• _EXERCISE DETAILS_
What is needed here is a verbatim copy of the records that follow.

(Figure collection entries)
——
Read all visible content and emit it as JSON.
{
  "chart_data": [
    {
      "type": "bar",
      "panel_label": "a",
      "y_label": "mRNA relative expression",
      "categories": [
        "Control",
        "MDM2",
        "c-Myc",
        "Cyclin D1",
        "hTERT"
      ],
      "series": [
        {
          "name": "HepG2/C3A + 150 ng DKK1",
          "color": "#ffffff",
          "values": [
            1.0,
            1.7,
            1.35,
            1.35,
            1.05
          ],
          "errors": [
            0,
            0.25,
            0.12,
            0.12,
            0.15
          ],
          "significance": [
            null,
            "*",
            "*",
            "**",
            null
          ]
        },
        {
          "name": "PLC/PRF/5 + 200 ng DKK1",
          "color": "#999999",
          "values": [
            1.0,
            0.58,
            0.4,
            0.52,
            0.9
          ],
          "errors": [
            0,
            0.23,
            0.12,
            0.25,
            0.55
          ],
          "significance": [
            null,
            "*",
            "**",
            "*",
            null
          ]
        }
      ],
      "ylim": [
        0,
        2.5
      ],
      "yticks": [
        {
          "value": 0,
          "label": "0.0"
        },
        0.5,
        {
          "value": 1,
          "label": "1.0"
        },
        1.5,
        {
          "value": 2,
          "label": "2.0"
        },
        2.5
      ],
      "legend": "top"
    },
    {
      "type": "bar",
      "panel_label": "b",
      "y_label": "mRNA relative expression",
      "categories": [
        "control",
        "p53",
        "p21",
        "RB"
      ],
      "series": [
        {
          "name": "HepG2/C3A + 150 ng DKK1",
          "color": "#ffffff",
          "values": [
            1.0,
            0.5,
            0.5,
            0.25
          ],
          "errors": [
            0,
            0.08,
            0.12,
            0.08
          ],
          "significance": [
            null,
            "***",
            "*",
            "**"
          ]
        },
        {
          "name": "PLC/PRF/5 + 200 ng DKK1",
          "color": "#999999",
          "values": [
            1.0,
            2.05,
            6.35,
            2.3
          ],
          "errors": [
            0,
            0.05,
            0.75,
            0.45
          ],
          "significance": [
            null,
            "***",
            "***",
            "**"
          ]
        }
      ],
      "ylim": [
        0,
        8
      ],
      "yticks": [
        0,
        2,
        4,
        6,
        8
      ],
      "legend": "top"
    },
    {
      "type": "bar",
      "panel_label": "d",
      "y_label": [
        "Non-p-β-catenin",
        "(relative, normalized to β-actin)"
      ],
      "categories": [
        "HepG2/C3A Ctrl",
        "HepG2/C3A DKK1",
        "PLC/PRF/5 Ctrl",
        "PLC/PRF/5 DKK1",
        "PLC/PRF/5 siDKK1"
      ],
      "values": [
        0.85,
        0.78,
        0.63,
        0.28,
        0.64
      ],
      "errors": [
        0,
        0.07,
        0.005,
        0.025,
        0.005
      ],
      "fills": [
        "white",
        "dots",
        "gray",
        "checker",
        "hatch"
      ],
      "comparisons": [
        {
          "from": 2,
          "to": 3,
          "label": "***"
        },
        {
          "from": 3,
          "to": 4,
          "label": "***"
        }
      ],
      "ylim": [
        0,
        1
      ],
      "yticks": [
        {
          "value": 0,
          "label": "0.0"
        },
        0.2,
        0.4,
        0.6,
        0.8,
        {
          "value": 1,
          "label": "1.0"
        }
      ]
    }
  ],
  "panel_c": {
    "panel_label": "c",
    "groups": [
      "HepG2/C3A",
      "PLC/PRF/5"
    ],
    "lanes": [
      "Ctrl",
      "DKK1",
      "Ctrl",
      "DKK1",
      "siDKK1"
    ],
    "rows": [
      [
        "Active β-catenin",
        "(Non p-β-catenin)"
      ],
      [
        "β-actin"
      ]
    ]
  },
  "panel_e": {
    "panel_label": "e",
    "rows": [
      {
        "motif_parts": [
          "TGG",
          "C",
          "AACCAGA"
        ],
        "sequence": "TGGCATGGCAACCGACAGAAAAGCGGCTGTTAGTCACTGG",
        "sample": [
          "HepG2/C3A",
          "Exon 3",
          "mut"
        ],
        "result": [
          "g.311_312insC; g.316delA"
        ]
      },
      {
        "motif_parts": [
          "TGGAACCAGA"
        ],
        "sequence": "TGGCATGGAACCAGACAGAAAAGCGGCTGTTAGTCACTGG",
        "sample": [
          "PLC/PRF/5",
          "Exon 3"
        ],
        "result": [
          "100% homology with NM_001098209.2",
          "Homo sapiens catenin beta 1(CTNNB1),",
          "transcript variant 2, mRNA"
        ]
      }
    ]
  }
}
——
• _ANSWER SPACE_
Read all visible content and emit it as JSON.
{
  "chart_data": [
    {
      "type": "bar",
      "panel_label": "a",
      "y_label": "mRNA relative expression",
      "categories": [
        "Control",
        "MDM2",
        "c-Myc",
        "Cyclin D1",
        "hTERT"
      ],
      "series": [
        {
          "name": "HepG2/C3A + 150 ng DKK1",
          "color": "#ffffff",
          "values": [
            1.0,
            1.7,
            1.35,
            1.35,
            1.05
          ],
          "errors": [
            0,
            0.25,
            0.12,
            0.12,
            0.15
          ],
          "significance": [
            null,
            "*",
            "*",
            "**",
            null
          ]
        },
        {
          "name": "PLC/PRF/5 + 200 ng DKK1",
          "color": "#999999",
          "values": [
            1.0,
            0.58,
            0.4,
            0.52,
            0.9
          ],
          "errors": [
            0,
            0.23,
            0.12,
            0.25,
            0.55
          ],
          "significance": [
            null,
            "*",
            "**",
            "*",
            null
          ]
        }
      ],
      "ylim": [
        0,
        2.5
      ],
      "yticks": [
        {
          "value": 0,
          "label": "0.0"
        },
        0.5,
        {
          "value": 1,
          "label": "1.0"
        },
        1.5,
        {
          "value": 2,
          "label": "2.0"
        },
        2.5
      ],
      "legend": "top"
    },
    {
      "type": "bar",
      "panel_label": "b",
      "y_label": "mRNA relative expression",
      "categories": [
        "control",
        "p53",
        "p21",
        "RB"
      ],
      "series": [
        {
          "name": "HepG2/C3A + 150 ng DKK1",
          "color": "#ffffff",
          "values": [
            1.0,
            0.5,
            0.5,
            0.25
          ],
          "errors": [
            0,
            0.08,
            0.12,
            0.08
          ],
          "significance": [
            null,
            "***",
            "*",
            "**"
          ]
        },
        {
          "name": "PLC/PRF/5 + 200 ng DKK1",
          "color": "#999999",
          "values": [
            1.0,
            2.05,
            6.35,
            2.3
          ],
          "errors": [
            0,
            0.05,
            0.75,
            0.45
          ],
          "significance": [
            null,
            "***",
            "***",
            "**"
          ]
        }
      ],
      "ylim": [
        0,
        8
      ],
      "yticks": [
        0,
        2,
        4,
        6,
        8
      ],
      "legend": "top"
    },
    {
      "type": "bar",
      "panel_label": "d",
      "y_label": [
        "Non-p-β-catenin",
        "(relative, normalized to β-actin)"
      ],
      "categories": [
        "HepG2/C3A Ctrl",
        "HepG2/C3A DKK1",
        "PLC/PRF/5 Ctrl",
        "PLC/PRF/5 DKK1",
        "PLC/PRF/5 siDKK1"
      ],
      "values": [
        0.85,
        0.78,
        0.63,
        0.28,
        0.64
      ],
      "errors": [
        0,
        0.07,
        0.005,
        0.025,
        0.005
      ],
      "fills": [
        "white",
        "dots",
        "gray",
        "checker",
        "hatch"
      ],
      "comparisons": [
        {
          "from": 2,
          "to": 3,
          "label": "***"
        },
        {
          "from": 3,
          "to": 4,
          "label": "***"
        }
      ],
      "ylim": [
        0,
        1
      ],
      "yticks": [
        {
          "value": 0,
          "label": "0.0"
        },
        0.2,
        0.4,
        0.6,
        0.8,
        {
          "value": 1,
          "label": "1.0"
        }
      ]
    }
  ],
  "panel_c": {
    "panel_label": "c",
    "groups": [
      "HepG2/C3A",
      "PLC/PRF/5"
    ],
    "lanes": [
      "Ctrl",
      "DKK1",
      "Ctrl",
      "DKK1",
      "siDKK1"
    ],
    "rows": [
      [
        "Active β-catenin",
        "(Non p-β-catenin)"
      ],
      [
        "β-actin"
      ]
    ]
  },
  "panel_e": {
    "panel_label": "e",
    "rows": [
      {
        "motif_parts": [
          "TGG",
          "C",
          "AACCAGA"
        ],
        "sequence": "TGGCATGGCAACCGACAGAAAAGCGGCTGTTAGTCACTGG",
        "sample": [
          "HepG2/C3A",
          "Exon 3",
          "mut"
        ],
        "result": [
          "g.311_312insC; g.316delA"
        ]
      },
      {
        "motif_parts": [
          "TGGAACCAGA"
        ],
        "sequence": "TGGCATGGAACCAGACAGAAAAGCGGCTGTTAGTCACTGG",
        "sample": [
          "PLC/PRF/5",
          "Exon 3"
        ],
        "result": [
          "100% homology with NM_001098209.2",
          "Homo sapiens catenin beta 1(CTNNB1),",
          "transcript variant 2, mRNA"
        ]
      }
    ]
  }
}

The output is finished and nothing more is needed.